■ **What you will do**: Carry none of the pictures over; set down the material below exactly.

Extracted data entries
———

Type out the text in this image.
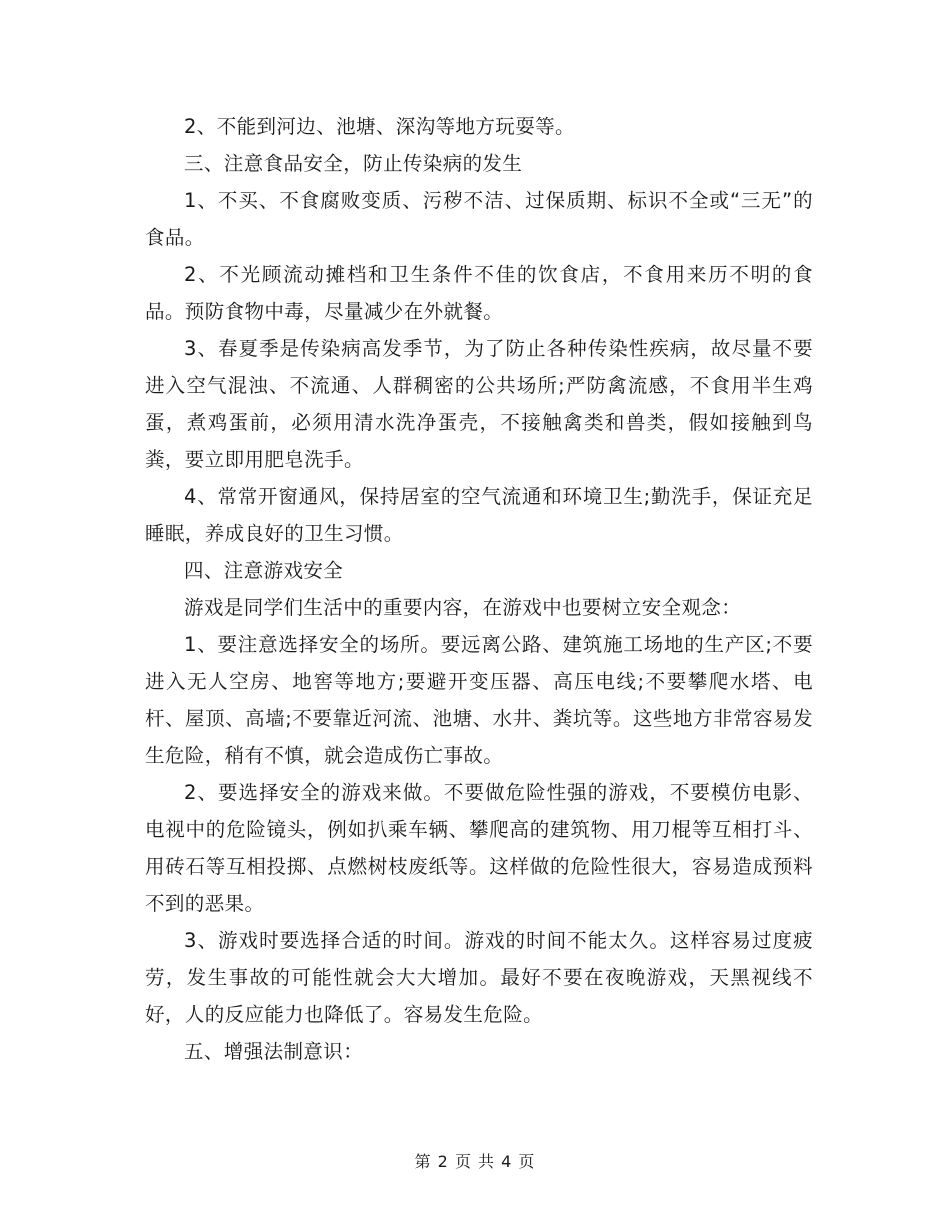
2、不能到河边、池塘、深沟等地方玩耍等。

三、注意食品安全，防止传染病的发生

1、不买、不食腐败变质、污秽不洁、过保质期、标识不全或“三无”的食品。

2、不光顾流动摊档和卫生条件不佳的饮食店，不食用来历不明的食品。预防食物中毒，尽量减少在外就餐。

3、春夏季是传染病高发季节，为了防止各种传染性疾病，故尽量不要进入空气混浊、不流通、人群稠密的公共场所;严防禽流感，不食用半生鸡蛋，煮鸡蛋前，必须用清水洗净蛋壳，不接触禽类和兽类，假如接触到鸟粪，要立即用肥皂洗手。

4、常常开窗通风，保持居室的空气流通和环境卫生;勤洗手，保证充足睡眠，养成良好的卫生习惯。

四、注意游戏安全

游戏是同学们生活中的重要内容，在游戏中也要树立安全观念：

1、要注意选择安全的场所。要远离公路、建筑施工场地的生产区;不要进入无人空房、地窖等地方;要避开变压器、高压电线;不要攀爬水塔、电杆、屋顶、高墙;不要靠近河流、池塘、水井、粪坑等。这些地方非常容易发生危险，稍有不慎，就会造成伤亡事故。

2、要选择安全的游戏来做。不要做危险性强的游戏，不要模仿电影、电视中的危险镜头，例如扒乘车辆、攀爬高的建筑物、用刀棍等互相打斗、用砖石等互相投掷、点燃树枝废纸等。这样做的危险性很大，容易造成预料不到的恶果。

3、游戏时要选择合适的时间。游戏的时间不能太久。这样容易过度疲劳，发生事故的可能性就会大大增加。最好不要在夜晚游戏，天黑视线不好，人的反应能力也降低了。容易发生危险。

五、增强法制意识：

第 2 页 共 4 页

———

■ **Correct answer**:
Type out the text in this image.
2、不能到河边、池塘、深沟等地方玩耍等。

三、注意食品安全，防止传染病的发生

1、不买、不食腐败变质、污秽不洁、过保质期、标识不全或“三无”的食品。

2、不光顾流动摊档和卫生条件不佳的饮食店，不食用来历不明的食品。预防食物中毒，尽量减少在外就餐。

3、春夏季是传染病高发季节，为了防止各种传染性疾病，故尽量不要进入空气混浊、不流通、人群稠密的公共场所;严防禽流感，不食用半生鸡蛋，煮鸡蛋前，必须用清水洗净蛋壳，不接触禽类和兽类，假如接触到鸟粪，要立即用肥皂洗手。

4、常常开窗通风，保持居室的空气流通和环境卫生;勤洗手，保证充足睡眠，养成良好的卫生习惯。

四、注意游戏安全

游戏是同学们生活中的重要内容，在游戏中也要树立安全观念：

1、要注意选择安全的场所。要远离公路、建筑施工场地的生产区;不要进入无人空房、地窖等地方;要避开变压器、高压电线;不要攀爬水塔、电杆、屋顶、高墙;不要靠近河流、池塘、水井、粪坑等。这些地方非常容易发生危险，稍有不慎，就会造成伤亡事故。

2、要选择安全的游戏来做。不要做危险性强的游戏，不要模仿电影、电视中的危险镜头，例如扒乘车辆、攀爬高的建筑物、用刀棍等互相打斗、用砖石等互相投掷、点燃树枝废纸等。这样做的危险性很大，容易造成预料不到的恶果。

3、游戏时要选择合适的时间。游戏的时间不能太久。这样容易过度疲劳，发生事故的可能性就会大大增加。最好不要在夜晚游戏，天黑视线不好，人的反应能力也降低了。容易发生危险。

五、增强法制意识：

第 2 页 共 4 页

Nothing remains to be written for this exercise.